#### GIVEN PROBLEM:
Any picture among the records should be left out, please; retype the rest exactly.

#### DATASET RECORDS:
╭──
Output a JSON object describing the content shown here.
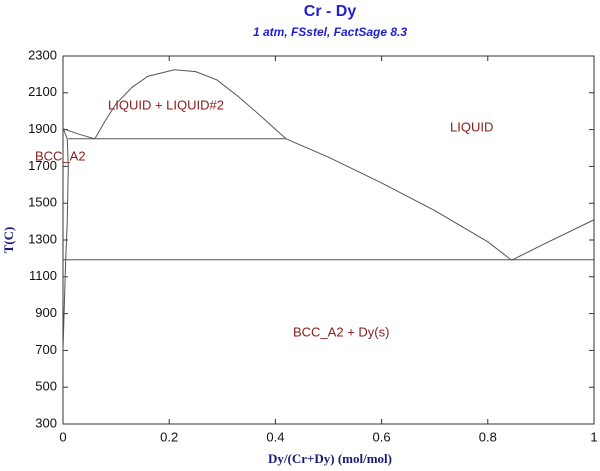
{
  "chart_data": {
    "type": "line",
    "title": "Cr - Dy",
    "subtitle": "1 atm, FSstel, FactSage 8.3",
    "x_label": "Dy/(Cr+Dy) (mol/mol)",
    "y_label": "T(C)",
    "xlim": [
      0,
      1
    ],
    "ylim": [
      300,
      2300
    ],
    "xticks": [
      0,
      0.2,
      0.4,
      0.6,
      0.8,
      1
    ],
    "yticks": [
      300,
      500,
      700,
      900,
      1100,
      1300,
      1500,
      1700,
      1900,
      2100,
      2300
    ],
    "annotations": [
      "LIQUID + LIQUID#2",
      "LIQUID",
      "BCC_A2",
      "BCC_A2 + Dy(s)"
    ],
    "color": "#555555",
    "series": [
      {
        "x": [
          0.06,
          0.08,
          0.1,
          0.13,
          0.16,
          0.21,
          0.25,
          0.29,
          0.33,
          0.37,
          0.42
        ],
        "values": [
          1850,
          1950,
          2040,
          2130,
          2190,
          2225,
          2215,
          2170,
          2080,
          1980,
          1850
        ]
      },
      {
        "x": [
          0.42,
          0.5,
          0.6,
          0.7,
          0.8,
          0.845
        ],
        "values": [
          1850,
          1750,
          1610,
          1460,
          1290,
          1190
        ]
      },
      {
        "x": [
          0.845,
          0.9,
          1
        ],
        "values": [
          1190,
          1270,
          1410
        ]
      },
      {
        "x": [
          0,
          0.03,
          0.06
        ],
        "values": [
          1905,
          1875,
          1850
        ]
      },
      {
        "x": [
          0.01,
          0.42
        ],
        "values": [
          1850,
          1850
        ]
      },
      {
        "x": [
          0,
          1
        ],
        "values": [
          1193,
          1193
        ]
      },
      {
        "x": [
          0,
          0.008,
          0.01,
          0.008,
          0.005,
          0
        ],
        "values": [
          1910,
          1850,
          1700,
          1400,
          1190,
          700
        ]
      }
    ]
  }
}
╰──
#### TASK SOLUTION:
Output a JSON object describing the content shown here.
{
  "chart_data": {
    "type": "line",
    "title": "Cr - Dy",
    "subtitle": "1 atm, FSstel, FactSage 8.3",
    "x_label": "Dy/(Cr+Dy) (mol/mol)",
    "y_label": "T(C)",
    "xlim": [
      0,
      1
    ],
    "ylim": [
      300,
      2300
    ],
    "xticks": [
      0,
      0.2,
      0.4,
      0.6,
      0.8,
      1
    ],
    "yticks": [
      300,
      500,
      700,
      900,
      1100,
      1300,
      1500,
      1700,
      1900,
      2100,
      2300
    ],
    "annotations": [
      "LIQUID + LIQUID#2",
      "LIQUID",
      "BCC_A2",
      "BCC_A2 + Dy(s)"
    ],
    "color": "#555555",
    "series": [
      {
        "x": [
          0.06,
          0.08,
          0.1,
          0.13,
          0.16,
          0.21,
          0.25,
          0.29,
          0.33,
          0.37,
          0.42
        ],
        "values": [
          1850,
          1950,
          2040,
          2130,
          2190,
          2225,
          2215,
          2170,
          2080,
          1980,
          1850
        ]
      },
      {
        "x": [
          0.42,
          0.5,
          0.6,
          0.7,
          0.8,
          0.845
        ],
        "values": [
          1850,
          1750,
          1610,
          1460,
          1290,
          1190
        ]
      },
      {
        "x": [
          0.845,
          0.9,
          1
        ],
        "values": [
          1190,
          1270,
          1410
        ]
      },
      {
        "x": [
          0,
          0.03,
          0.06
        ],
        "values": [
          1905,
          1875,
          1850
        ]
      },
      {
        "x": [
          0.01,
          0.42
        ],
        "values": [
          1850,
          1850
        ]
      },
      {
        "x": [
          0,
          1
        ],
        "values": [
          1193,
          1193
        ]
      },
      {
        "x": [
          0,
          0.008,
          0.01,
          0.008,
          0.005,
          0
        ],
        "values": [
          1910,
          1850,
          1700,
          1400,
          1190,
          700
        ]
      }
    ]
  }
}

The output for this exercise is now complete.